--- start Input ---

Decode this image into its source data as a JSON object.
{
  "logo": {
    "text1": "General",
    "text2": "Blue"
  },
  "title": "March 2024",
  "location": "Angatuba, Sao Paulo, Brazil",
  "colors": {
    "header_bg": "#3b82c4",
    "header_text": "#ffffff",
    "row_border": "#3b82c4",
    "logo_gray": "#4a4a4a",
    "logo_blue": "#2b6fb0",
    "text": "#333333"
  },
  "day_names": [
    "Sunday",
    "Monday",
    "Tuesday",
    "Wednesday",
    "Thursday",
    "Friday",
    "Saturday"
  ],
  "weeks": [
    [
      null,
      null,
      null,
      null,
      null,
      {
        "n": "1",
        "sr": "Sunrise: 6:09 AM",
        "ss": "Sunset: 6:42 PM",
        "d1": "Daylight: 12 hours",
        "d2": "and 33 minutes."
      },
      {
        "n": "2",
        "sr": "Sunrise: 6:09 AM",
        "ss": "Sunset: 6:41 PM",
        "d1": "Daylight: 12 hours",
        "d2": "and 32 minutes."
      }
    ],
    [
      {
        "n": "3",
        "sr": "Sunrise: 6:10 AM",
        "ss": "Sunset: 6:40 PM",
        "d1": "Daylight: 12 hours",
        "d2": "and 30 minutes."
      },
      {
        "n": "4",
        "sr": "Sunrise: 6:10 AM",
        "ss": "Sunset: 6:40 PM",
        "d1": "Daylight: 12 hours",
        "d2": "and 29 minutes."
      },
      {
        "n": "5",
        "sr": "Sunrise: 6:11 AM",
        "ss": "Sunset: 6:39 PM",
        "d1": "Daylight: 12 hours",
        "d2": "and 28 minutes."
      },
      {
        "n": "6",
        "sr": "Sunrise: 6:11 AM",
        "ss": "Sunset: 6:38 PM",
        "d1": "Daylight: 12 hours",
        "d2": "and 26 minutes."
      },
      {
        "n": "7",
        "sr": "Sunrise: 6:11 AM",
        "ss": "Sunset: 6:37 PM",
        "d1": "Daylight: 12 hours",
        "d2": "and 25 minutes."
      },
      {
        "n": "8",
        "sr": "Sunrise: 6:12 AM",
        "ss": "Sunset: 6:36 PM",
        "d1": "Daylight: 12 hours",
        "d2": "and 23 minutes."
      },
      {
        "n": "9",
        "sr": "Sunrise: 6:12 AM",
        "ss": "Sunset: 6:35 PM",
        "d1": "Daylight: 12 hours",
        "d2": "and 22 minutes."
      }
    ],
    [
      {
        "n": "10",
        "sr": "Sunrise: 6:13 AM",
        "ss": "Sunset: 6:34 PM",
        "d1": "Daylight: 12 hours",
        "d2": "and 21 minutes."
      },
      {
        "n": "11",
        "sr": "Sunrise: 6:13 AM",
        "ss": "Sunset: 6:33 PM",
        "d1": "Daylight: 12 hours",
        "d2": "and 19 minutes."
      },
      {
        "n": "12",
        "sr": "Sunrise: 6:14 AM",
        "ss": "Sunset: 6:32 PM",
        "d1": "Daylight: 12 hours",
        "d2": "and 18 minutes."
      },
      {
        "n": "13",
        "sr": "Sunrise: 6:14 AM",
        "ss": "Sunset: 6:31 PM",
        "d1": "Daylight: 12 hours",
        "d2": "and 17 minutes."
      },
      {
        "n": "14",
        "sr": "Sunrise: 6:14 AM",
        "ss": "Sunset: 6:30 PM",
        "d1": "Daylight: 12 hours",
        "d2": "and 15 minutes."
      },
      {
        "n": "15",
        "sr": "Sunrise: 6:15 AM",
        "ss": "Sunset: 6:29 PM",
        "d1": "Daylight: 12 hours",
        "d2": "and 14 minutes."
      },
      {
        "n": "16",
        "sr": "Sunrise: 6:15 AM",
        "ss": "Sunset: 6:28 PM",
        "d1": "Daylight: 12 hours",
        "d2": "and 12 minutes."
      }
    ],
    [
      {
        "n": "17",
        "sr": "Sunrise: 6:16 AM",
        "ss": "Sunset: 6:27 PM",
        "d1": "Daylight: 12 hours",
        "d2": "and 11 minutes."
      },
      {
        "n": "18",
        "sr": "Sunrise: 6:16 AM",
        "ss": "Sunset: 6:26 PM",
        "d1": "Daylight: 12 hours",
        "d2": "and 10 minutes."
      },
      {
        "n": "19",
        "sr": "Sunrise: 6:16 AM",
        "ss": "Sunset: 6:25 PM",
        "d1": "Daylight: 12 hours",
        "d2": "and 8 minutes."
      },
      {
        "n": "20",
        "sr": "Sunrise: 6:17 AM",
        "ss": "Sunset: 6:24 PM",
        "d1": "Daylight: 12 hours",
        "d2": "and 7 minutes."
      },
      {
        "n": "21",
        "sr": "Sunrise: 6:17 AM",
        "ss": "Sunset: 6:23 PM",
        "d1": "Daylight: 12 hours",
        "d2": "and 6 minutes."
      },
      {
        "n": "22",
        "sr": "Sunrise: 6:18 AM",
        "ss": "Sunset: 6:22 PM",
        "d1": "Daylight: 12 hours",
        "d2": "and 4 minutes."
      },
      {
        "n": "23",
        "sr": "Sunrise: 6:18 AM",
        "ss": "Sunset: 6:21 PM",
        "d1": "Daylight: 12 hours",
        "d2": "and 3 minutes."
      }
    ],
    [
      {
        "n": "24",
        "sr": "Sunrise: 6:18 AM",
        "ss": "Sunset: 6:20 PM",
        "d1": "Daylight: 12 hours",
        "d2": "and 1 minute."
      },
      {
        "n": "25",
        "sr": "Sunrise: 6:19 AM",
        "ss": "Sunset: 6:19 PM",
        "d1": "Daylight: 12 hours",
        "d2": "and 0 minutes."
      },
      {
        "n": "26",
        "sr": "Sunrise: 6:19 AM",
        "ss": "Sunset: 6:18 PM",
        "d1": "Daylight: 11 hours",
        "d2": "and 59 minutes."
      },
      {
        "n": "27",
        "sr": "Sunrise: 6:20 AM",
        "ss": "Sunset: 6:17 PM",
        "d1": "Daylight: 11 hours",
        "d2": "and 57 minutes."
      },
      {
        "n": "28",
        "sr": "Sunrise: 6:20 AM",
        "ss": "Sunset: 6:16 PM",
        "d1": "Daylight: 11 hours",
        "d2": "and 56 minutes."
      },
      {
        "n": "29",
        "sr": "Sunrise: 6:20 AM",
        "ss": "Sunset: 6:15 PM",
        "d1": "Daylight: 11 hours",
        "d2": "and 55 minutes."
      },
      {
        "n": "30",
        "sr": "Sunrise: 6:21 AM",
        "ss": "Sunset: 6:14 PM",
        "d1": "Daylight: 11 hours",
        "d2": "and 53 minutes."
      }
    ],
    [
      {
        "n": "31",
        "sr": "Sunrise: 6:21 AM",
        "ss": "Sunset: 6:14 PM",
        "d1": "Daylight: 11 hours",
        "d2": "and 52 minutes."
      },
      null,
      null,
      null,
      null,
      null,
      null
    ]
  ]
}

--- end Input ---

### Task to carry out
Copy the records above exactly as they appear.

### Exercise response
Decode this image into its source data as a JSON object.
{
  "logo": {
    "text1": "General",
    "text2": "Blue"
  },
  "title": "March 2024",
  "location": "Angatuba, Sao Paulo, Brazil",
  "colors": {
    "header_bg": "#3b82c4",
    "header_text": "#ffffff",
    "row_border": "#3b82c4",
    "logo_gray": "#4a4a4a",
    "logo_blue": "#2b6fb0",
    "text": "#333333"
  },
  "day_names": [
    "Sunday",
    "Monday",
    "Tuesday",
    "Wednesday",
    "Thursday",
    "Friday",
    "Saturday"
  ],
  "weeks": [
    [
      null,
      null,
      null,
      null,
      null,
      {
        "n": "1",
        "sr": "Sunrise: 6:09 AM",
        "ss": "Sunset: 6:42 PM",
        "d1": "Daylight: 12 hours",
        "d2": "and 33 minutes."
      },
      {
        "n": "2",
        "sr": "Sunrise: 6:09 AM",
        "ss": "Sunset: 6:41 PM",
        "d1": "Daylight: 12 hours",
        "d2": "and 32 minutes."
      }
    ],
    [
      {
        "n": "3",
        "sr": "Sunrise: 6:10 AM",
        "ss": "Sunset: 6:40 PM",
        "d1": "Daylight: 12 hours",
        "d2": "and 30 minutes."
      },
      {
        "n": "4",
        "sr": "Sunrise: 6:10 AM",
        "ss": "Sunset: 6:40 PM",
        "d1": "Daylight: 12 hours",
        "d2": "and 29 minutes."
      },
      {
        "n": "5",
        "sr": "Sunrise: 6:11 AM",
        "ss": "Sunset: 6:39 PM",
        "d1": "Daylight: 12 hours",
        "d2": "and 28 minutes."
      },
      {
        "n": "6",
        "sr": "Sunrise: 6:11 AM",
        "ss": "Sunset: 6:38 PM",
        "d1": "Daylight: 12 hours",
        "d2": "and 26 minutes."
      },
      {
        "n": "7",
        "sr": "Sunrise: 6:11 AM",
        "ss": "Sunset: 6:37 PM",
        "d1": "Daylight: 12 hours",
        "d2": "and 25 minutes."
      },
      {
        "n": "8",
        "sr": "Sunrise: 6:12 AM",
        "ss": "Sunset: 6:36 PM",
        "d1": "Daylight: 12 hours",
        "d2": "and 23 minutes."
      },
      {
        "n": "9",
        "sr": "Sunrise: 6:12 AM",
        "ss": "Sunset: 6:35 PM",
        "d1": "Daylight: 12 hours",
        "d2": "and 22 minutes."
      }
    ],
    [
      {
        "n": "10",
        "sr": "Sunrise: 6:13 AM",
        "ss": "Sunset: 6:34 PM",
        "d1": "Daylight: 12 hours",
        "d2": "and 21 minutes."
      },
      {
        "n": "11",
        "sr": "Sunrise: 6:13 AM",
        "ss": "Sunset: 6:33 PM",
        "d1": "Daylight: 12 hours",
        "d2": "and 19 minutes."
      },
      {
        "n": "12",
        "sr": "Sunrise: 6:14 AM",
        "ss": "Sunset: 6:32 PM",
        "d1": "Daylight: 12 hours",
        "d2": "and 18 minutes."
      },
      {
        "n": "13",
        "sr": "Sunrise: 6:14 AM",
        "ss": "Sunset: 6:31 PM",
        "d1": "Daylight: 12 hours",
        "d2": "and 17 minutes."
      },
      {
        "n": "14",
        "sr": "Sunrise: 6:14 AM",
        "ss": "Sunset: 6:30 PM",
        "d1": "Daylight: 12 hours",
        "d2": "and 15 minutes."
      },
      {
        "n": "15",
        "sr": "Sunrise: 6:15 AM",
        "ss": "Sunset: 6:29 PM",
        "d1": "Daylight: 12 hours",
        "d2": "and 14 minutes."
      },
      {
        "n": "16",
        "sr": "Sunrise: 6:15 AM",
        "ss": "Sunset: 6:28 PM",
        "d1": "Daylight: 12 hours",
        "d2": "and 12 minutes."
      }
    ],
    [
      {
        "n": "17",
        "sr": "Sunrise: 6:16 AM",
        "ss": "Sunset: 6:27 PM",
        "d1": "Daylight: 12 hours",
        "d2": "and 11 minutes."
      },
      {
        "n": "18",
        "sr": "Sunrise: 6:16 AM",
        "ss": "Sunset: 6:26 PM",
        "d1": "Daylight: 12 hours",
        "d2": "and 10 minutes."
      },
      {
        "n": "19",
        "sr": "Sunrise: 6:16 AM",
        "ss": "Sunset: 6:25 PM",
        "d1": "Daylight: 12 hours",
        "d2": "and 8 minutes."
      },
      {
        "n": "20",
        "sr": "Sunrise: 6:17 AM",
        "ss": "Sunset: 6:24 PM",
        "d1": "Daylight: 12 hours",
        "d2": "and 7 minutes."
      },
      {
        "n": "21",
        "sr": "Sunrise: 6:17 AM",
        "ss": "Sunset: 6:23 PM",
        "d1": "Daylight: 12 hours",
        "d2": "and 6 minutes."
      },
      {
        "n": "22",
        "sr": "Sunrise: 6:18 AM",
        "ss": "Sunset: 6:22 PM",
        "d1": "Daylight: 12 hours",
        "d2": "and 4 minutes."
      },
      {
        "n": "23",
        "sr": "Sunrise: 6:18 AM",
        "ss": "Sunset: 6:21 PM",
        "d1": "Daylight: 12 hours",
        "d2": "and 3 minutes."
      }
    ],
    [
      {
        "n": "24",
        "sr": "Sunrise: 6:18 AM",
        "ss": "Sunset: 6:20 PM",
        "d1": "Daylight: 12 hours",
        "d2": "and 1 minute."
      },
      {
        "n": "25",
        "sr": "Sunrise: 6:19 AM",
        "ss": "Sunset: 6:19 PM",
        "d1": "Daylight: 12 hours",
        "d2": "and 0 minutes."
      },
      {
        "n": "26",
        "sr": "Sunrise: 6:19 AM",
        "ss": "Sunset: 6:18 PM",
        "d1": "Daylight: 11 hours",
        "d2": "and 59 minutes."
      },
      {
        "n": "27",
        "sr": "Sunrise: 6:20 AM",
        "ss": "Sunset: 6:17 PM",
        "d1": "Daylight: 11 hours",
        "d2": "and 57 minutes."
      },
      {
        "n": "28",
        "sr": "Sunrise: 6:20 AM",
        "ss": "Sunset: 6:16 PM",
        "d1": "Daylight: 11 hours",
        "d2": "and 56 minutes."
      },
      {
        "n": "29",
        "sr": "Sunrise: 6:20 AM",
        "ss": "Sunset: 6:15 PM",
        "d1": "Daylight: 11 hours",
        "d2": "and 55 minutes."
      },
      {
        "n": "30",
        "sr": "Sunrise: 6:21 AM",
        "ss": "Sunset: 6:14 PM",
        "d1": "Daylight: 11 hours",
        "d2": "and 53 minutes."
      }
    ],
    [
      {
        "n": "31",
        "sr": "Sunrise: 6:21 AM",
        "ss": "Sunset: 6:14 PM",
        "d1": "Daylight: 11 hours",
        "d2": "and 52 minutes."
      },
      null,
      null,
      null,
      null,
      null,
      null
    ]
  ]
}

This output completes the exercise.